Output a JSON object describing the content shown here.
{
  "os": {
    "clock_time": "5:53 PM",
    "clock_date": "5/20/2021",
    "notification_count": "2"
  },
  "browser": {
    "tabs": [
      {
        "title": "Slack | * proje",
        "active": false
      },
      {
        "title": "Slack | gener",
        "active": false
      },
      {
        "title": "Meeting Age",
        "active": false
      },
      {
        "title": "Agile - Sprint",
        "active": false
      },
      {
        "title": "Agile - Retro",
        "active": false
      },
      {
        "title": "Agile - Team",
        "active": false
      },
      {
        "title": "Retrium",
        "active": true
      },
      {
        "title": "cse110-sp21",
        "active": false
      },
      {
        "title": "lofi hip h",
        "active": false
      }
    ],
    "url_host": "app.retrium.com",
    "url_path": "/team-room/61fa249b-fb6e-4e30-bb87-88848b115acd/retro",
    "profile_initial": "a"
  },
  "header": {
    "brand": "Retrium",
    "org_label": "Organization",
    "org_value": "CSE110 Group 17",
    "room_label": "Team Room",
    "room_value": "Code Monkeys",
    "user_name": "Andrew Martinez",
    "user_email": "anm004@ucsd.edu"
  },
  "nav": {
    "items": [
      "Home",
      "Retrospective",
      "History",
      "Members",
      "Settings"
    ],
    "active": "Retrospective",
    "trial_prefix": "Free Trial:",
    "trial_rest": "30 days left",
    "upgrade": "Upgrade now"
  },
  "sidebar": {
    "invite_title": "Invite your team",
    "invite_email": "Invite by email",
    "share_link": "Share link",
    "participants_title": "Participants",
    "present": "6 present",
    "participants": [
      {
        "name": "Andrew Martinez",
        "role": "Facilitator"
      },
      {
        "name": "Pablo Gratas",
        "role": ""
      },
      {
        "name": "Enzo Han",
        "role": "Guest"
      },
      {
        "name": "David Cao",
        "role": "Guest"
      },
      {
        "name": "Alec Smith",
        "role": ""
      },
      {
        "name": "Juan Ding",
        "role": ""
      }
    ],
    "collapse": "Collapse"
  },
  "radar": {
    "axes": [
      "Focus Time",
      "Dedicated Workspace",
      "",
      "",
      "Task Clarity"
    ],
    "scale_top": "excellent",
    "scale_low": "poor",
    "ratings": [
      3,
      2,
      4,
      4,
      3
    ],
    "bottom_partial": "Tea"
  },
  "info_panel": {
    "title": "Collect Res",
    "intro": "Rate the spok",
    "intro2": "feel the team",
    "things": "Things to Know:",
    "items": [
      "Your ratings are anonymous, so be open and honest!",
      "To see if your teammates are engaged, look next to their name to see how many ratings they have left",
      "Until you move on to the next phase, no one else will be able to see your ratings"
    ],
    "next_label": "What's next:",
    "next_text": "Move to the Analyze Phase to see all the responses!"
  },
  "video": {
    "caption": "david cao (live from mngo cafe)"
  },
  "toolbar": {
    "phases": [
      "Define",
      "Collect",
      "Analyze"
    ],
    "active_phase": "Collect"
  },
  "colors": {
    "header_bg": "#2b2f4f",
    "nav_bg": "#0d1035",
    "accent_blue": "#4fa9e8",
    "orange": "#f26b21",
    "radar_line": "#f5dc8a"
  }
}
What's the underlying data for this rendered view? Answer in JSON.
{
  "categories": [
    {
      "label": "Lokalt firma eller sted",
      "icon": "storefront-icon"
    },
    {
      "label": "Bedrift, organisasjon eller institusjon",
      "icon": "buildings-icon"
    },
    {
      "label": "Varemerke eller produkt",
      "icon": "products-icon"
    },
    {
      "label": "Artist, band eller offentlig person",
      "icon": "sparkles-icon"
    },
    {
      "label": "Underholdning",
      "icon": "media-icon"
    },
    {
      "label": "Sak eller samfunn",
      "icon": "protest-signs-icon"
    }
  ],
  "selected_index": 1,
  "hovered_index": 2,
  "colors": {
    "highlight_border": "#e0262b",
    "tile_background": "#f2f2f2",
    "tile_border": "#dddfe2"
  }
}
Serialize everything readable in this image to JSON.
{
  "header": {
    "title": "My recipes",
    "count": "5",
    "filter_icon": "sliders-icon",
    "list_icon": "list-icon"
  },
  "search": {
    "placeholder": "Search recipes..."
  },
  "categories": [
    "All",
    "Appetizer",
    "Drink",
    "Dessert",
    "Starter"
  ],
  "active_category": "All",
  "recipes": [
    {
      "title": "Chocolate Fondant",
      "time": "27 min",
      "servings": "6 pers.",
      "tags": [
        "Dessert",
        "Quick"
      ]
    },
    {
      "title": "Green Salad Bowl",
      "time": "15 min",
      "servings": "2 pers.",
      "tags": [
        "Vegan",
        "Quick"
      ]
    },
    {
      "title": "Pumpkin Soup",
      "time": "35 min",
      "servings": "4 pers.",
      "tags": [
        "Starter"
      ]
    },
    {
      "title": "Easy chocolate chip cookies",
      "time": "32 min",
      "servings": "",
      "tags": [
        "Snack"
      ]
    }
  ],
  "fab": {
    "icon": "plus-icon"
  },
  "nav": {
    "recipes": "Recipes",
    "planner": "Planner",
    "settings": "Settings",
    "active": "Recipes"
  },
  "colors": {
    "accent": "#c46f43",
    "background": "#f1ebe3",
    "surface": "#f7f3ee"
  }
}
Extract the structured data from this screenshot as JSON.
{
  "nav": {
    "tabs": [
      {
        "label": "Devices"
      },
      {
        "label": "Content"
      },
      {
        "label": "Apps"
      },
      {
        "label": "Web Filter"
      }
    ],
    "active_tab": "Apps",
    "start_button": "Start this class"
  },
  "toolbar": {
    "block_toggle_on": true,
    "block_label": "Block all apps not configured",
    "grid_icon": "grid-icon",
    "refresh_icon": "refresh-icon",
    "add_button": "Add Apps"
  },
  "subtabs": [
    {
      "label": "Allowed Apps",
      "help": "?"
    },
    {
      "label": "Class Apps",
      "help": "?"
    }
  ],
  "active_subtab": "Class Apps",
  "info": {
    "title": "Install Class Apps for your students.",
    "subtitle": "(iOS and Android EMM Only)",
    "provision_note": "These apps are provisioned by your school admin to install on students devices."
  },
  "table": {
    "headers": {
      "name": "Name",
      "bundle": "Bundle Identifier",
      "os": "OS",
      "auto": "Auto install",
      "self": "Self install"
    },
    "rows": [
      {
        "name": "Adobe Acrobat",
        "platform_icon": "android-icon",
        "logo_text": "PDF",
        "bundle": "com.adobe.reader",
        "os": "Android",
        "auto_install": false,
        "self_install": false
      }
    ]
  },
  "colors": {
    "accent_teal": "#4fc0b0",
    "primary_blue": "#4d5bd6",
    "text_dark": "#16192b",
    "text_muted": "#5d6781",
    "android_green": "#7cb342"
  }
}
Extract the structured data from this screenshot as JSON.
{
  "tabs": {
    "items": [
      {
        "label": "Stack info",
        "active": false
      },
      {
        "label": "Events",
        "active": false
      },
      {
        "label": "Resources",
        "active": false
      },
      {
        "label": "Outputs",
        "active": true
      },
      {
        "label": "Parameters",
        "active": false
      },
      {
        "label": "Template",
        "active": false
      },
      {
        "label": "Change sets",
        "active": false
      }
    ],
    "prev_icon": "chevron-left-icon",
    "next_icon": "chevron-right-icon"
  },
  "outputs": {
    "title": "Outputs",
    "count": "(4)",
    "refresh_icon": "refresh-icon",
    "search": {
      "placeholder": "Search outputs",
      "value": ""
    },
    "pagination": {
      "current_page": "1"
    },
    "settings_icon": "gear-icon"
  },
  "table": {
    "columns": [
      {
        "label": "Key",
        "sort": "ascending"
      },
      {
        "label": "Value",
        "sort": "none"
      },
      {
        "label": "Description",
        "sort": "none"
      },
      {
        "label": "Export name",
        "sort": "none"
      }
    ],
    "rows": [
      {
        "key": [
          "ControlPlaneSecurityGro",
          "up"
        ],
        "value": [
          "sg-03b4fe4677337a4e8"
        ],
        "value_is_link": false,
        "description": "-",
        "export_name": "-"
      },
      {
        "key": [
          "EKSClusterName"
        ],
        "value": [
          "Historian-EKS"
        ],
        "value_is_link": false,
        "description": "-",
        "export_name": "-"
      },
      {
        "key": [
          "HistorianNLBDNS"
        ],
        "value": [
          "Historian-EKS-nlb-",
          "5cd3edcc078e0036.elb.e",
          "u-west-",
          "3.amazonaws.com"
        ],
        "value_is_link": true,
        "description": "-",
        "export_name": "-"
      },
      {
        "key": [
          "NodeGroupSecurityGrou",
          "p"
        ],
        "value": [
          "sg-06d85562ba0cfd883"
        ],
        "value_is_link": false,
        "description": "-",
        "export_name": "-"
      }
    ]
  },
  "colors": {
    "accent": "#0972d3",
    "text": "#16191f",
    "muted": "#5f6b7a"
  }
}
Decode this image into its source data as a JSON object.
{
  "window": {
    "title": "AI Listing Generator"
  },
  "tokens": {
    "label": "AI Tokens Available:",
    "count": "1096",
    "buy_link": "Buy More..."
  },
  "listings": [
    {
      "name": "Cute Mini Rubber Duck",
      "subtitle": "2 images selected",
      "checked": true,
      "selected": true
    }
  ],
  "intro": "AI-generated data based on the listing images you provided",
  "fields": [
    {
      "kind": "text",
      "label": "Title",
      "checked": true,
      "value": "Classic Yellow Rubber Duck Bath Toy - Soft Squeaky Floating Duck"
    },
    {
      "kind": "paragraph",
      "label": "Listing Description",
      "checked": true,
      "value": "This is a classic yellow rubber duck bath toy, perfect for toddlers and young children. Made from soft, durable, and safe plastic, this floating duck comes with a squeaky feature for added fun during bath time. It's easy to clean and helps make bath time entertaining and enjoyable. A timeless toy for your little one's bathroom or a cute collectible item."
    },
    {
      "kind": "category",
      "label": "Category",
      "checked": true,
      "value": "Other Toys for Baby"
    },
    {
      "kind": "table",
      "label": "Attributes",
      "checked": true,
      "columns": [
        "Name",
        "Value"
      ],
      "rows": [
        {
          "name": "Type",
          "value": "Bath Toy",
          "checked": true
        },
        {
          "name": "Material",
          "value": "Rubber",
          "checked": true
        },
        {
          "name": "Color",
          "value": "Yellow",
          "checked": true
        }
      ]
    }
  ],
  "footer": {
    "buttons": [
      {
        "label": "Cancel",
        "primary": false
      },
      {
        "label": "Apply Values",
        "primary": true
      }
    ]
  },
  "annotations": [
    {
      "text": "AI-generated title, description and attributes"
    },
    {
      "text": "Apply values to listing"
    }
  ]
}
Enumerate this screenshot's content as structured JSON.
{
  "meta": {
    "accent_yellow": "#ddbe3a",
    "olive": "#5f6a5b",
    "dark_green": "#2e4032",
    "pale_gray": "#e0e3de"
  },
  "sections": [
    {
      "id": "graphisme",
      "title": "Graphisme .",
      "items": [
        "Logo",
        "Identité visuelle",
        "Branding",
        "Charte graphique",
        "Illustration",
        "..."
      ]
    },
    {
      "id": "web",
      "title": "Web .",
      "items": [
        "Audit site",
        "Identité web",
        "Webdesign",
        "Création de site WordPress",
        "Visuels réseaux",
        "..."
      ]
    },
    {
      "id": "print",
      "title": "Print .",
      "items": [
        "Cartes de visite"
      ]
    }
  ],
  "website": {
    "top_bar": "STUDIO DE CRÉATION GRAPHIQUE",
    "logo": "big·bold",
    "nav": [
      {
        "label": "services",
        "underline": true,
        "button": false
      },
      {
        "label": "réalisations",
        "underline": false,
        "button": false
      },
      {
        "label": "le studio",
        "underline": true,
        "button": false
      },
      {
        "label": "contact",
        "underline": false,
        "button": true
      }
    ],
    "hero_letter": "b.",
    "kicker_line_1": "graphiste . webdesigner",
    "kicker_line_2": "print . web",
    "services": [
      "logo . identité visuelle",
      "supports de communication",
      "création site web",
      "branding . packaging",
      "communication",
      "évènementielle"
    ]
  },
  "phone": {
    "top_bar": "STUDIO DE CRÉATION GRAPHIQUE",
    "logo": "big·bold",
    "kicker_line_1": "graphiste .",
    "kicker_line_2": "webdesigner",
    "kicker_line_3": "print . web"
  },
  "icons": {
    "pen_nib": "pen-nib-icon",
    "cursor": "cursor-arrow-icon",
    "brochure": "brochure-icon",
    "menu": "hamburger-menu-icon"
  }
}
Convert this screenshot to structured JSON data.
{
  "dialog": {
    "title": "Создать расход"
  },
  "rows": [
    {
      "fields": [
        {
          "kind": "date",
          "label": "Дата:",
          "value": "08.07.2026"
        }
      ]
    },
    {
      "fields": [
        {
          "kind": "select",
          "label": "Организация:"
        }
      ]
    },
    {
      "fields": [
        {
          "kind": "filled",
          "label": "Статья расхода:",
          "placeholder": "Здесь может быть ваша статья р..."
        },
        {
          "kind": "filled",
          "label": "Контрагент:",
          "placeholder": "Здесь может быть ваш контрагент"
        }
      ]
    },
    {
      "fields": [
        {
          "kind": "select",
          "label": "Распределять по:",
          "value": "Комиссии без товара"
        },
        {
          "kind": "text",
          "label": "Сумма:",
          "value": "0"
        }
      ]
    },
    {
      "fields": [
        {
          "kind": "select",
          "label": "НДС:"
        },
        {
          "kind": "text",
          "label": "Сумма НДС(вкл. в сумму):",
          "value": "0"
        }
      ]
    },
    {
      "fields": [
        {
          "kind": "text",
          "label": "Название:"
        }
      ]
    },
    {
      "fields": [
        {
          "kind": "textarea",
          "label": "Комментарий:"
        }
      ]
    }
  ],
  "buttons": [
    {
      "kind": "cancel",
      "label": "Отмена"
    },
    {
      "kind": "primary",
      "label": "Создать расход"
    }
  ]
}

- Your objective:
Tally the lines in the records above that contain the word "Создать", and give only that number.

- Reply to the task:
2